SÜMERLERDE GÜNEŞ SİSTEMİ HARİTASI
Sümerler, tarihin bilinen en eski medeniyetlerinden biri olarak sadece yazı, tarım ve şehircilik gibi konularda değil, aynı zamanda astronomi bilgileriyle de hayranlık uyandırmışlardır. Antik Sümer metinleri, zaman zaman modern bilimle şaşırtıcı paralellikler gösteren ayrıntılar içermektedir. Özellikle, Sümerlerin Güneş Sistemi hakkında bilgilere sahip olduğu iddiası, arkeoloji ve mitoloji alanlarında ilgi çekici tartışmalara yol açmıştır.
Sümerlerin en dikkat çekici eserlerinden biri, 19. yüzyılda Nineveh’deki kazılarda ortaya çıkarılan Enuma Eliş tabletleridir. Bu tabletlerde, kozmik düzenin yaratılışı ve tanrıların savaşları anlatılmaktadır. Metinlerde geçen “Nibiru” kelimesi, bazı araştırmacılar tarafından Sümerlerin on ikinci bir gezegenden bahsettiği şeklinde yorumlanmıştır. Bu teori, Sümerlerin Güneş Sistemi’ni bildiği ve hatta eksiksiz bir harita oluşturduğu fikrine zemin hazırlamıştır.

Mevcut veriler:
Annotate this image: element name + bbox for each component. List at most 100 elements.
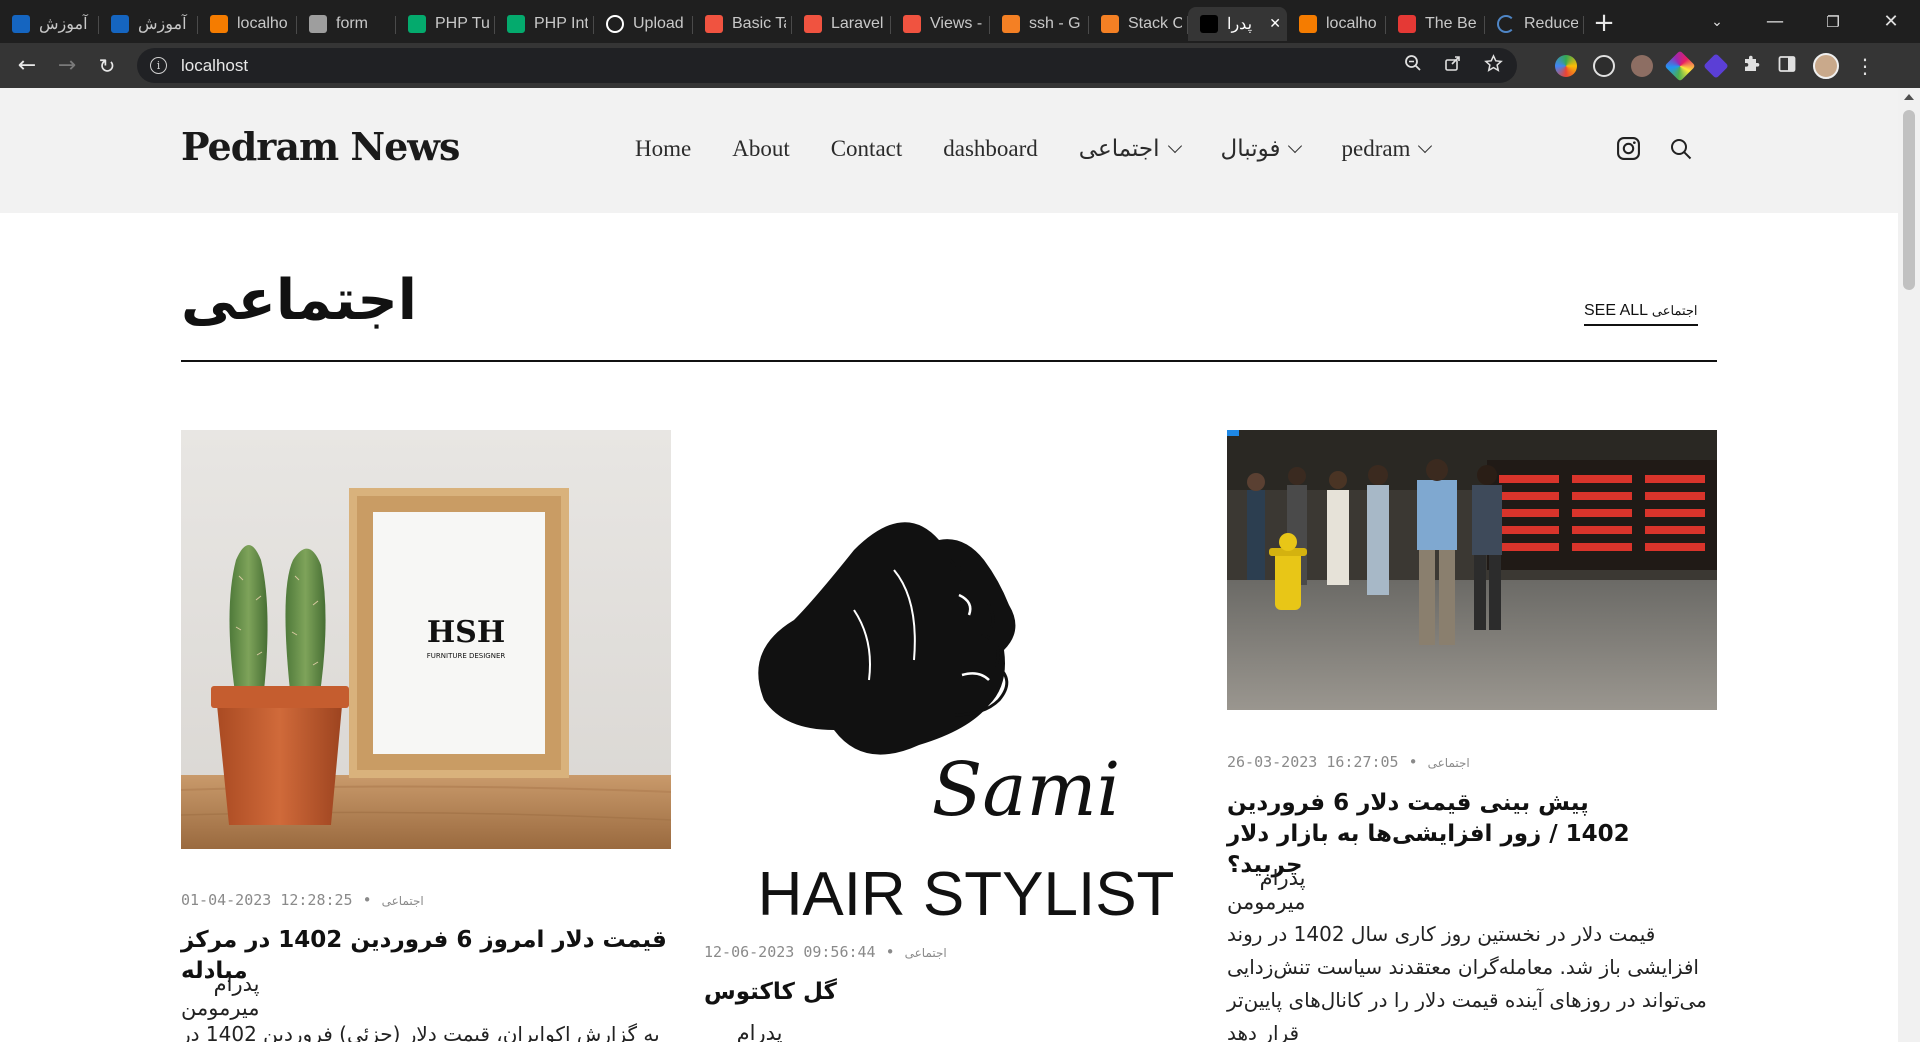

Çalışma yönergeleri:
1. Sümer astronomisi metnine göre aşağıdaki soruları yanıtlayın.
(a) Sümerler astronomi dışında hangi konularda hayranlık uyandırmışlardır?
(b) Enuma Eliş tabletleri hangi yüzyılda ve nerede yapılan kazılarda ortaya çıkarılmıştır?
(c) "Nibiru" kelimesi bazı araştırmacılar tarafından nasıl yorumlanmıştır?
2. Sümer astronomisi metninin devamını yazın; son cümleden sonra başlayın.

Görevlerin yanıtları:
1.
(a) Yazı, tarım ve şehircilik gibi konularda.
(b) 19. yüzyılda, Nineveh'deki kazılarda.
(c) Sümerlerin on ikinci bir gezegenden bahsettiği şeklinde.

2.
3,600 Yıllık Döngü ve Tanrıların Yolu
Sümerlerin, gökyüzünü “Tanrıların Yolu” olarak adlandırdıkları ve gök cisimlerini tanrısal figürlerle ilişkilendirdikleri bilinmektedir. Tabletlerde, Güneş Sistemi’nin gezegenlerinin sıralı bir şekilde tasvir edildiği iddia edilen bir harita yer alır. Bu haritada: Güneş merkeze alınmış, Gezegenler sırasıyla dizilmiş, Dünya ve Ay, diğer gezegenlerden farklı bir şekilde belirtilmiştir.
Modern bilim, Güneş’in merkezde yer aldığı bu anlayışı ancak 16. yüzyılda kabul etmişken, Sümerlerin bu bilgiye nasıl sahip olduğu sorusu hâlâ yanıt beklemektedir.
Sümer Astronomisinin Kaynağı
Sümerler, gök cisimlerini incelemek için gelişmiş bir sisteme sahiptiler. Zigguratlar, sadece tapınak olarak değil, aynı zamanda astronomik gözlemler için kullanılmıştır. Ancak, bu bilgilerin tamamen insan gözlemleriyle elde edilip edilmediği tartışmalıdır. Bazı teorilere göre, Sümerler bilgilerini dünya dışı bir uygarlıktan almış olabilir.
Sümerler ve Modern Bilim: Bir Bağlantı mı?
Sümerlerin bu bilgileri, Güneş Sistemi’nin detaylarını kapsayan bir harita ya da yazılı bir sistem aracılığıyla sonraki medeniyetlere aktarmış olabileceği öne sürülmüştür. Ancak modern arkeoloji, bu tür iddialara temkinli yaklaşmaktadır. Sümer tabletlerinde görülen gezegen tasvirlerinin sembolik olduğu ve modern bilimle birebir örtüşmediği de belirtilmektedir.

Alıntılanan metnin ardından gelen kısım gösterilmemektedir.